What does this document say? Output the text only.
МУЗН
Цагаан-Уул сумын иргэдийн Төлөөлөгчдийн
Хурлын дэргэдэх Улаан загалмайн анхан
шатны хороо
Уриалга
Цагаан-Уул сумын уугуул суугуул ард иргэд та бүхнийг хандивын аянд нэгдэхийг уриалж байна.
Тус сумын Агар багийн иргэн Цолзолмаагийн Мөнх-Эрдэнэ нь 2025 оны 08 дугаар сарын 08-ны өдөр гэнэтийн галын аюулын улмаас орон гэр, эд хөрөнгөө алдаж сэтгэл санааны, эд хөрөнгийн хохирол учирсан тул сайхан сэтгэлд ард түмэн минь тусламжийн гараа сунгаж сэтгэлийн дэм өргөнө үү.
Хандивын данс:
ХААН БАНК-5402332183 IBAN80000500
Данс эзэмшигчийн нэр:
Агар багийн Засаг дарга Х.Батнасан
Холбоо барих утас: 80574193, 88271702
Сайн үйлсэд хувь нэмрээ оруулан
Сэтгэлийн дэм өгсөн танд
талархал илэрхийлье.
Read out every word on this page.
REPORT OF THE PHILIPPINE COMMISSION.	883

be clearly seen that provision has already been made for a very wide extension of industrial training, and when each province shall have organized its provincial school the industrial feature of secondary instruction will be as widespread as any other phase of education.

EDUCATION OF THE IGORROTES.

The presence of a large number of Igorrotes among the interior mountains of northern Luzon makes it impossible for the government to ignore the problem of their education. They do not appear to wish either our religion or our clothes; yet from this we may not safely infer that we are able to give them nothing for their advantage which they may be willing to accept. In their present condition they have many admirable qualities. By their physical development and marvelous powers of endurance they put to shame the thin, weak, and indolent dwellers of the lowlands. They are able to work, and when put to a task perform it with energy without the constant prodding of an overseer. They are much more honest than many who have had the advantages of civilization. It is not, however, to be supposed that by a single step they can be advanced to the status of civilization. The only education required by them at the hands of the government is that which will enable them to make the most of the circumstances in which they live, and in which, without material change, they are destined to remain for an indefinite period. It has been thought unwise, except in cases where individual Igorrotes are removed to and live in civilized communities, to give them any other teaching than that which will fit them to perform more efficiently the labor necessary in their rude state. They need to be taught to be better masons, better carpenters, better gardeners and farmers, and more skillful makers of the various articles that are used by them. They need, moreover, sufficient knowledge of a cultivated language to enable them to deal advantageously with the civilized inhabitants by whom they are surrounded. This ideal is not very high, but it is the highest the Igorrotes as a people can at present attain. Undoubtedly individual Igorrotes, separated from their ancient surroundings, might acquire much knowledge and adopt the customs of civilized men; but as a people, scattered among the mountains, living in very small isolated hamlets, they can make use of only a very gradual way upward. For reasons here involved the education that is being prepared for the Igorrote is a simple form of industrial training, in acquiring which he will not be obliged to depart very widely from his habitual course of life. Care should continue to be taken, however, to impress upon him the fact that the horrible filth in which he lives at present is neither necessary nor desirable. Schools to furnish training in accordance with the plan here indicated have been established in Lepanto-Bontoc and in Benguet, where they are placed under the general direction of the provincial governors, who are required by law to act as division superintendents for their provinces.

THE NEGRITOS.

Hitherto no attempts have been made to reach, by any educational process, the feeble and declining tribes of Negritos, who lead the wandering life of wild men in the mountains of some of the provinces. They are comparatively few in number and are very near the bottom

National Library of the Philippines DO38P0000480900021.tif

Exercise details
Each entry above is to be printed again exactly.

The output
What does this document say? Output the text only.
МУЗН
Цагаан-Уул сумын иргэдийн Төлөөлөгчдийн
Хурлын дэргэдэх Улаан загалмайн анхан
шатны хороо
Уриалга
Цагаан-Уул сумын уугуул суугуул ард иргэд та бүхнийг хандивын аянд нэгдэхийг уриалж байна.
Тус сумын Агар багийн иргэн Цолзолмаагийн Мөнх-Эрдэнэ нь 2025 оны 08 дугаар сарын 08-ны өдөр гэнэтийн галын аюулын улмаас орон гэр, эд хөрөнгөө алдаж сэтгэл санааны, эд хөрөнгийн хохирол учирсан тул сайхан сэтгэлд ард түмэн минь тусламжийн гараа сунгаж сэтгэлийн дэм өргөнө үү.
Хандивын данс:
ХААН БАНК-5402332183 IBAN80000500
Данс эзэмшигчийн нэр:
Агар багийн Засаг дарга Х.Батнасан
Холбоо барих утас: 80574193, 88271702
Сайн үйлсэд хувь нэмрээ оруулан
Сэтгэлийн дэм өгсөн танд
талархал илэрхийлье.
Read out every word on this page.
REPORT OF THE PHILIPPINE COMMISSION.	883

be clearly seen that provision has already been made for a very wide extension of industrial training, and when each province shall have organized its provincial school the industrial feature of secondary instruction will be as widespread as any other phase of education.

EDUCATION OF THE IGORROTES.

The presence of a large number of Igorrotes among the interior mountains of northern Luzon makes it impossible for the government to ignore the problem of their education. They do not appear to wish either our religion or our clothes; yet from this we may not safely infer that we are able to give them nothing for their advantage which they may be willing to accept. In their present condition they have many admirable qualities. By their physical development and marvelous powers of endurance they put to shame the thin, weak, and indolent dwellers of the lowlands. They are able to work, and when put to a task perform it with energy without the constant prodding of an overseer. They are much more honest than many who have had the advantages of civilization. It is not, however, to be supposed that by a single step they can be advanced to the status of civilization. The only education required by them at the hands of the government is that which will enable them to make the most of the circumstances in which they live, and in which, without material change, they are destined to remain for an indefinite period. It has been thought unwise, except in cases where individual Igorrotes are removed to and live in civilized communities, to give them any other teaching than that which will fit them to perform more efficiently the labor necessary in their rude state. They need to be taught to be better masons, better carpenters, better gardeners and farmers, and more skillful makers of the various articles that are used by them. They need, moreover, sufficient knowledge of a cultivated language to enable them to deal advantageously with the civilized inhabitants by whom they are surrounded. This ideal is not very high, but it is the highest the Igorrotes as a people can at present attain. Undoubtedly individual Igorrotes, separated from their ancient surroundings, might acquire much knowledge and adopt the customs of civilized men; but as a people, scattered among the mountains, living in very small isolated hamlets, they can make use of only a very gradual way upward. For reasons here involved the education that is being prepared for the Igorrote is a simple form of industrial training, in acquiring which he will not be obliged to depart very widely from his habitual course of life. Care should continue to be taken, however, to impress upon him the fact that the horrible filth in which he lives at present is neither necessary nor desirable. Schools to furnish training in accordance with the plan here indicated have been established in Lepanto-Bontoc and in Benguet, where they are placed under the general direction of the provincial governors, who are required by law to act as division superintendents for their provinces.

THE NEGRITOS.

Hitherto no attempts have been made to reach, by any educational process, the feeble and declining tribes of Negritos, who lead the wandering life of wild men in the mountains of some of the provinces. They are comparatively few in number and are very near the bottom

National Library of the Philippines DO38P0000480900021.tif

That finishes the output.